== TASK DETAILS ==
Go through the records and extract every line with the word "ABCD".

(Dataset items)
◆ ◆ ◆ ◆ ◆ ◆ ◆
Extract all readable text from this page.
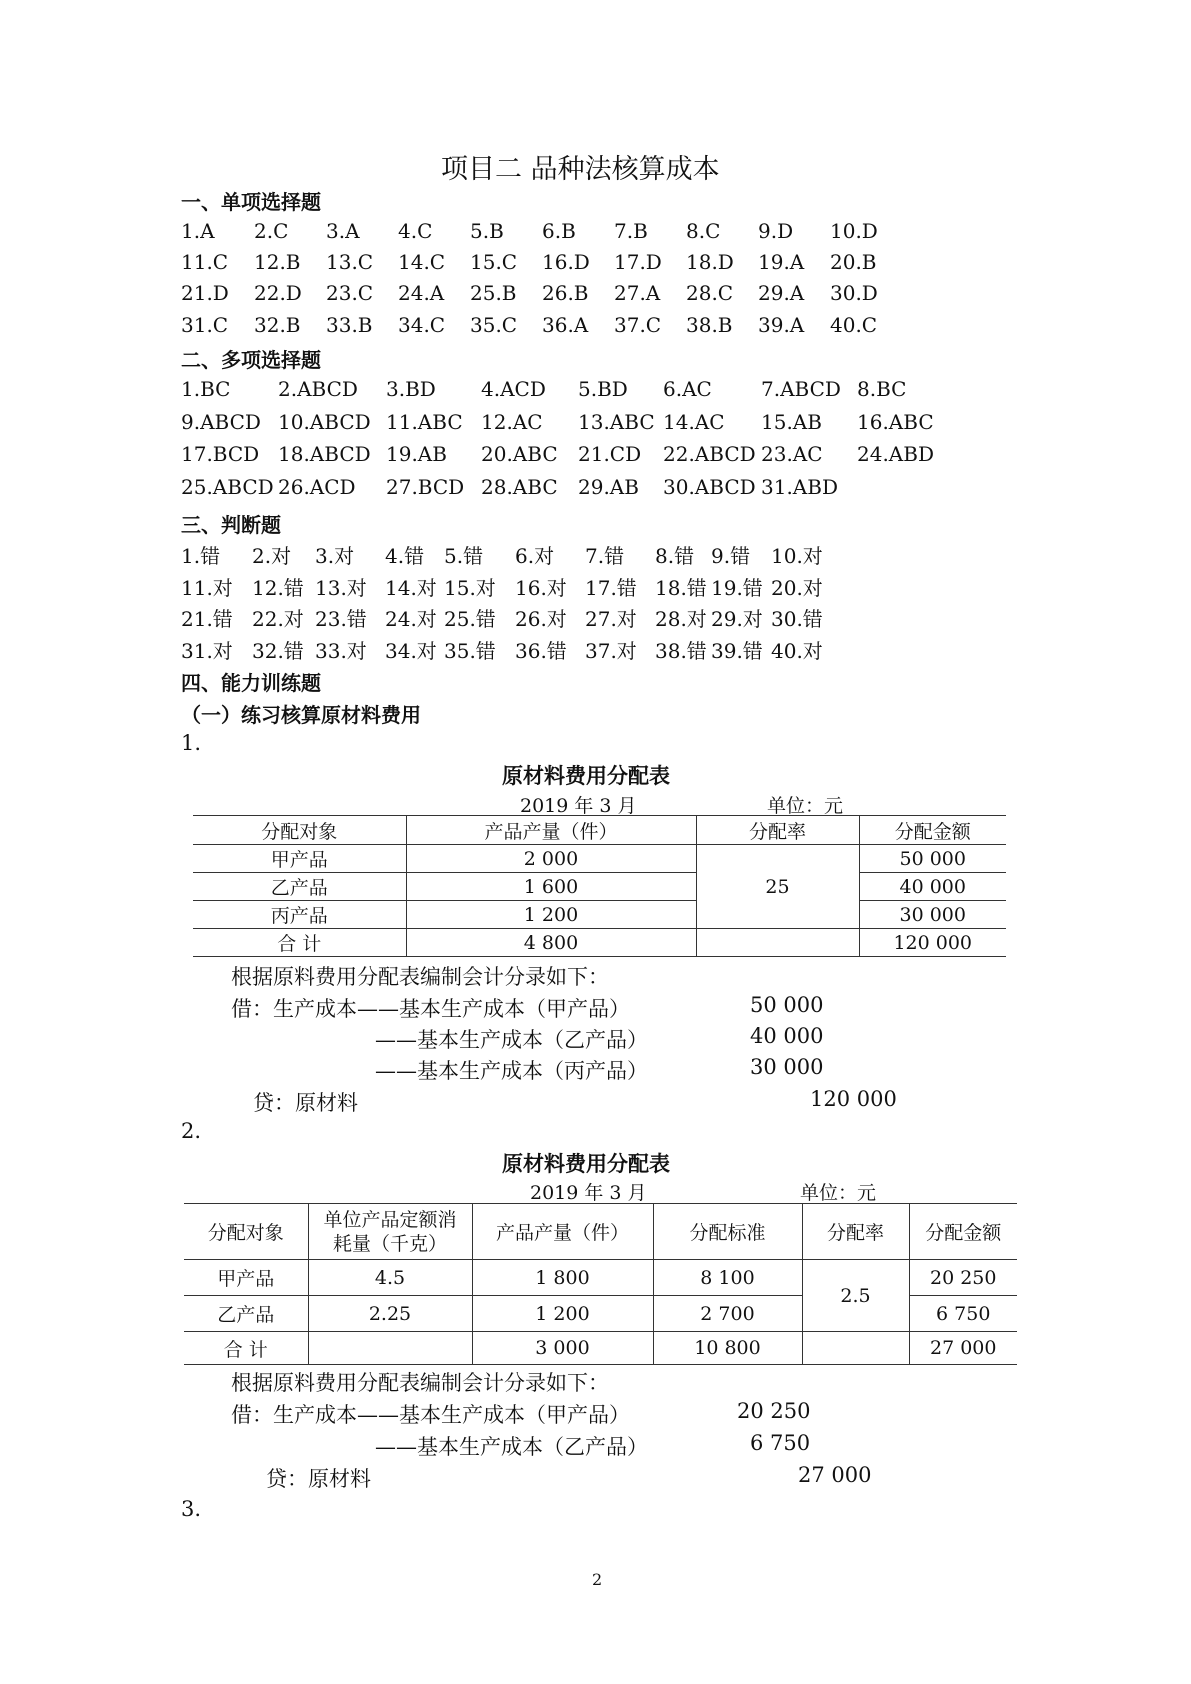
项目二 品种法核算成本
一、单项选择题
1.A 2.C 3.A 4.C 5.B 6.B 7.B 8.C 9.D 10.D
11.C 12.B 13.C 14.C 15.C 16.D 17.D 18.D 19.A 20.B
21.D 22.D 23.C 24.A 25.B 26.B 27.A 28.C 29.A 30.D
31.C 32.B 33.B 34.C 35.C 36.A 37.C 38.B 39.A 40.C
二、多项选择题
1.BC 2.ABCD 3.BD 4.ACD 5.BD 6.AC 7.ABCD 8.BC
9.ABCD 10.ABCD 11.ABC 12.AC 13.ABC 14.AC 15.AB 16.ABC
17.BCD 18.ABCD 19.AB 20.ABC 21.CD 22.ABCD 23.AC 24.ABD
25.ABCD 26.ACD 27.BCD 28.ABC 29.AB 30.ABCD 31.ABD
三、判断题
1.错 2.对 3.对 4.错 5.错 6.对 7.错 8.错 9.错 10.对
11.对 12.错 13.对 14.对 15.对 16.对 17.错 18.错 19.错 20.对
21.错 22.对 23.错 24.对 25.错 26.对 27.对 28.对 29.对 30.错
31.对 32.错 33.对 34.对 35.错 36.错 37.对 38.错 39.错 40.对
四、能力训练题
（一）练习核算原材料费用
1.
原材料费用分配表
2019 年 3 月	单位：元
分配对象	产品产量（件）	分配率	分配金额
甲产品	2 000	25	50 000
乙产品	1 600		40 000
丙产品	1 200		30 000
合 计	4 800		120 000
根据原料费用分配表编制会计分录如下：
借：生产成本——基本生产成本（甲产品）	50 000
——基本生产成本（乙产品）	40 000
——基本生产成本（丙产品）	30 000
贷：原材料	120 000
2.
原材料费用分配表
2019 年 3 月	单位：元
分配对象	单位产品定额消
耗量（千克）	产品产量（件）	分配标准	分配率	分配金额
甲产品	4.5	1 800	8 100	2.5	20 250
乙产品	2.25	1 200	2 700		6 750
合 计		3 000	10 800		27 000
根据原料费用分配表编制会计分录如下：
借：生产成本——基本生产成本（甲产品）	20 250
——基本生产成本（乙产品）	6 750
贷：原材料	27 000
3.
2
◆ ◆ ◆ ◆ ◆ ◆ ◆
== COMPLETE RESPONSE ==
1.BC 2.ABCD 3.BD 4.ACD 5.BD 6.AC 7.ABCD 8.BC
9.ABCD 10.ABCD 11.ABC 12.AC 13.ABC 14.AC 15.AB 16.ABC
17.BCD 18.ABCD 19.AB 20.ABC 21.CD 22.ABCD 23.AC 24.ABD
25.ABCD 26.ACD 27.BCD 28.ABC 29.AB 30.ABCD 31.ABD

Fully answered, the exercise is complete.